Collected data:

------------

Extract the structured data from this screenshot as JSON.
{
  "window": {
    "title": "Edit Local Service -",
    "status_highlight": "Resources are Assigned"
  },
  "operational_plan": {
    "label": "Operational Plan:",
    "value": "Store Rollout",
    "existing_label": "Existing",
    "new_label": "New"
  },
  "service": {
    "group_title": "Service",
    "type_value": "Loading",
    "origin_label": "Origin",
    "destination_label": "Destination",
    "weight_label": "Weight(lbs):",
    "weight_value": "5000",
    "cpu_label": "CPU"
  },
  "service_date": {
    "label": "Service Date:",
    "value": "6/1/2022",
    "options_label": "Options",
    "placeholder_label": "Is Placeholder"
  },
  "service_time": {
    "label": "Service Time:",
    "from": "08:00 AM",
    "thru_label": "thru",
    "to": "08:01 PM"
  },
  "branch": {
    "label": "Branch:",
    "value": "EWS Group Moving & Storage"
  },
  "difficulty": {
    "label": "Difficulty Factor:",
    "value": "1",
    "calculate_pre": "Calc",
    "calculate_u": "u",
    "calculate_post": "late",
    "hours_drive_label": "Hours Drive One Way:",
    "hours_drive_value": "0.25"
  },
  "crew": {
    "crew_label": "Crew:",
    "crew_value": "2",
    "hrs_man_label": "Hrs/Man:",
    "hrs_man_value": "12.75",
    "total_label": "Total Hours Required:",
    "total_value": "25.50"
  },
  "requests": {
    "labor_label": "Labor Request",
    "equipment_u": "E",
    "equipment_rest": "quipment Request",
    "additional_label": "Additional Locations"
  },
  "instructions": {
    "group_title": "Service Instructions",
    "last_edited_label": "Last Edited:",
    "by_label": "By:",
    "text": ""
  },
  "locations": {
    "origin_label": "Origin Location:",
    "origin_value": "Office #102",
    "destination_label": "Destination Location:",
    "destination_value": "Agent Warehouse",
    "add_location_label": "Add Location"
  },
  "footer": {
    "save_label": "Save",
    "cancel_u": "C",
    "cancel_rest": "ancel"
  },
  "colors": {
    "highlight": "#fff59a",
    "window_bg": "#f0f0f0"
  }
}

------------

#### [Your instructions]
Show the lines of the records that include the string "from".

#### [Task result]
Extract the structured data from this screenshot as JSON.
    "from": "08:00 AM",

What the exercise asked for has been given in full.